Which lines hold the word "this"? Show each of them.

## Start

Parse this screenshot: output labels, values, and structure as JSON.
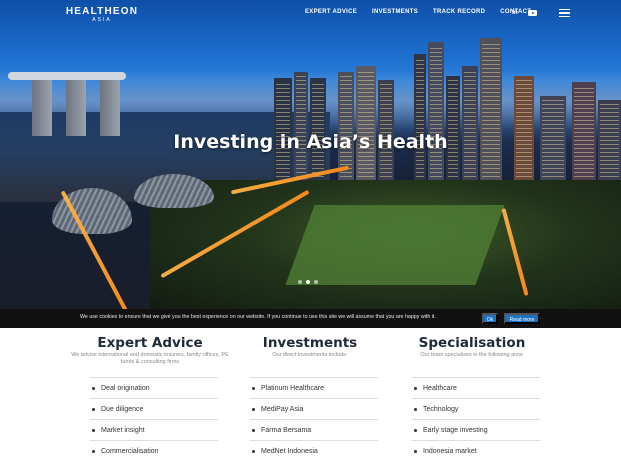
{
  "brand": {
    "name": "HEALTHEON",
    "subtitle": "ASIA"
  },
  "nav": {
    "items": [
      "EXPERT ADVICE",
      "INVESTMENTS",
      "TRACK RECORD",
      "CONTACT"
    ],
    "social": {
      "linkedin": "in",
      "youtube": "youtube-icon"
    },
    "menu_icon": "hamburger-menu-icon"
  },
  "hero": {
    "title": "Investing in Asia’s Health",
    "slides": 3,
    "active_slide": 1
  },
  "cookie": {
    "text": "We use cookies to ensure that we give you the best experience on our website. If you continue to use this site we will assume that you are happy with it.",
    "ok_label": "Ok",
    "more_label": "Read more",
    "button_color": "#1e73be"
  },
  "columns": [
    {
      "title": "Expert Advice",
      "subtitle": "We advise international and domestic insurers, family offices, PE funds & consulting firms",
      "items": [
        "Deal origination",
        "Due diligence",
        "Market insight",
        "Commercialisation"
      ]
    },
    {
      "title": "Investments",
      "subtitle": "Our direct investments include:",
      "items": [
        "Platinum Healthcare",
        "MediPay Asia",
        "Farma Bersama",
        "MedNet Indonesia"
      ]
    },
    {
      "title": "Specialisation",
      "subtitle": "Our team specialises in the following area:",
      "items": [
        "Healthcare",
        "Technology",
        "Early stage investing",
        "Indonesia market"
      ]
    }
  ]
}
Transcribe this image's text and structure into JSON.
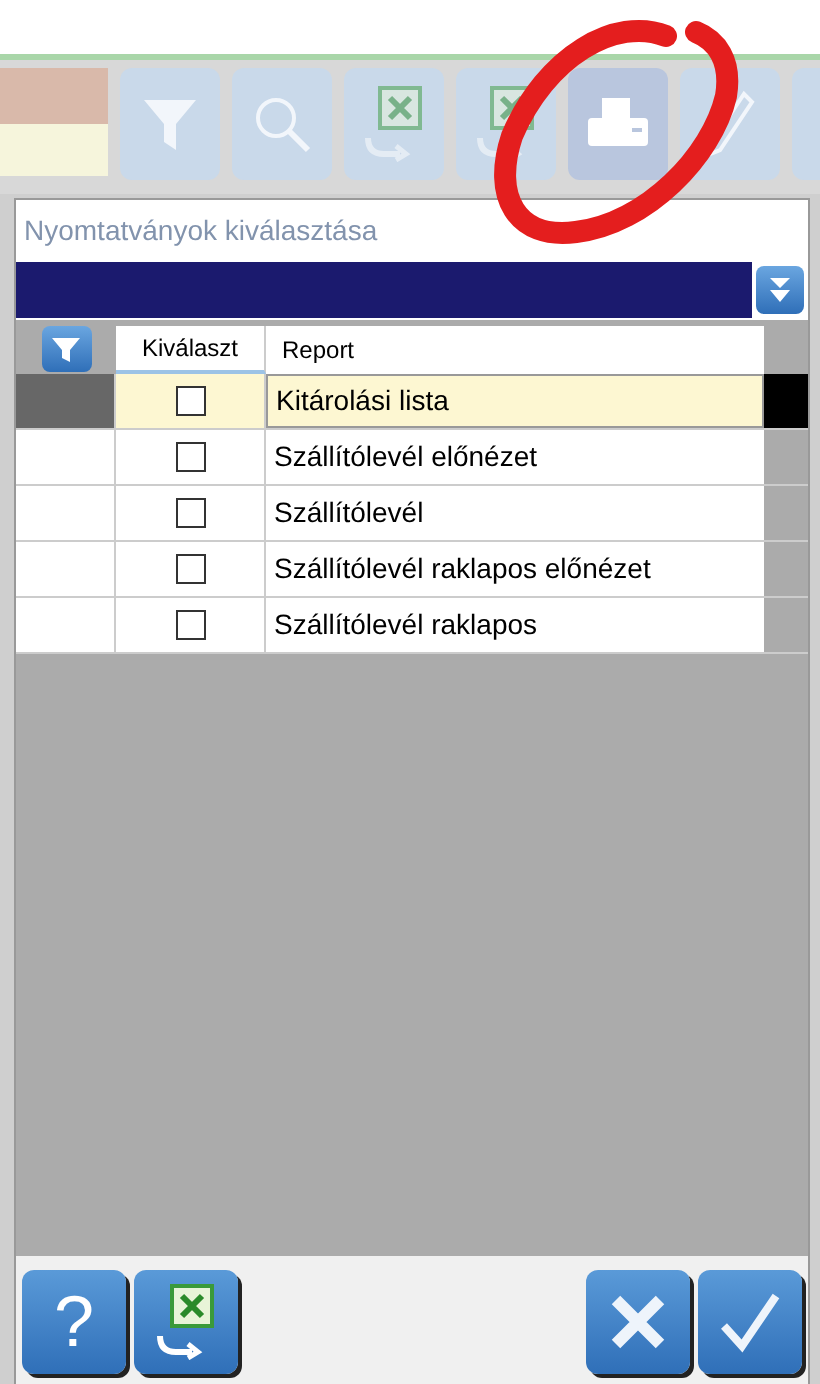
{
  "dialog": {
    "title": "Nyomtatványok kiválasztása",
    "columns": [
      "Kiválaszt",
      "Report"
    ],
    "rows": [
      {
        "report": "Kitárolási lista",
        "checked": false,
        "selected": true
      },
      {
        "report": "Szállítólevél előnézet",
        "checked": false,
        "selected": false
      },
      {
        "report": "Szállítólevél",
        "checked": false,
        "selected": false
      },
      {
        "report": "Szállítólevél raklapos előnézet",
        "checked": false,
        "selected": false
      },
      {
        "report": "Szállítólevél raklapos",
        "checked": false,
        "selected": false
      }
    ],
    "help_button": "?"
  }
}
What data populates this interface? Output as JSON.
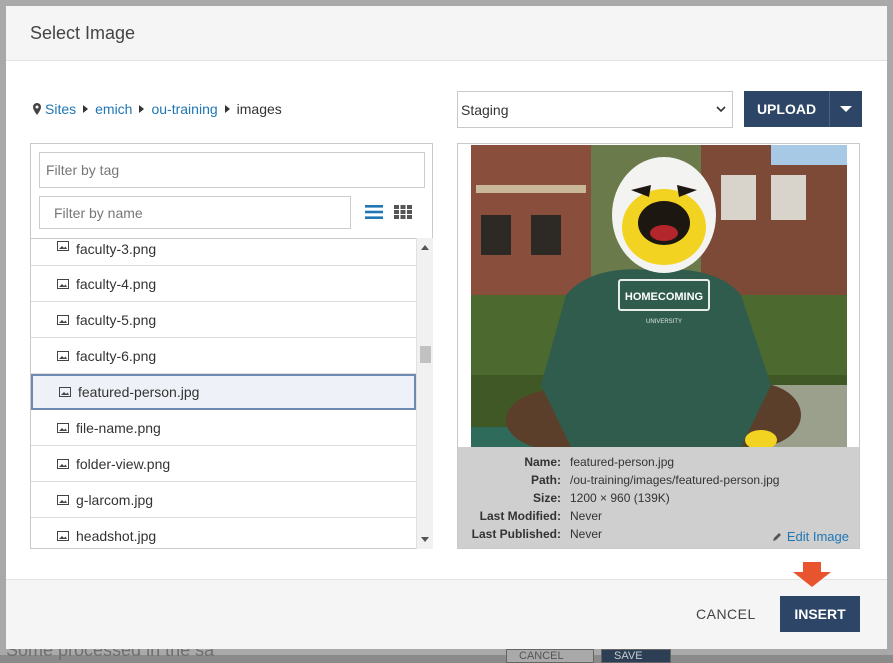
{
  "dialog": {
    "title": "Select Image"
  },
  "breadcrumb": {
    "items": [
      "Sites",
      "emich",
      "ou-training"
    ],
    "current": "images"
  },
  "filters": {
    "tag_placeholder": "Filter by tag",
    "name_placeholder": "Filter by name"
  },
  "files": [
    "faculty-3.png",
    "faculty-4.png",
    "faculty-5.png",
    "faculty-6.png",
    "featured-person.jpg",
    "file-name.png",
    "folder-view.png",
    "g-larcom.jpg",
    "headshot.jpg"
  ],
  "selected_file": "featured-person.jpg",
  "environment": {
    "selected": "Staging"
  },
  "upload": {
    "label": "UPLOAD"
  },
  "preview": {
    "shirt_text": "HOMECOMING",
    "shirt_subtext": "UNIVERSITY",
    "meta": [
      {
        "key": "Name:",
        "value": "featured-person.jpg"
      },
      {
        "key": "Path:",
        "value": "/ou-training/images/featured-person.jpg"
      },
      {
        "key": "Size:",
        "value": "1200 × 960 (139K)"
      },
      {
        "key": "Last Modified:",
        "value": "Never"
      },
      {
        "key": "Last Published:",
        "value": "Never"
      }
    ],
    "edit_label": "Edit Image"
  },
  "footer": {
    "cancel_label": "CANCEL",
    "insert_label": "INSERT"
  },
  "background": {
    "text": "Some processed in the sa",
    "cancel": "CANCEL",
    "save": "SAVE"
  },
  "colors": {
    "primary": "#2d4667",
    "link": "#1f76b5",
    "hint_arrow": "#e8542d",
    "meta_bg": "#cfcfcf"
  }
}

## End

■ In response
Parse this screenshot: output labels, values, and structure as JSON.
    "text": "We use cookies to ensure that we give you the best experience on our website. If you continue to use this site we will assume that you are happy with it.",
Transcribe this image's text and structure into JSON.
What data populates this interface? Output as JSON.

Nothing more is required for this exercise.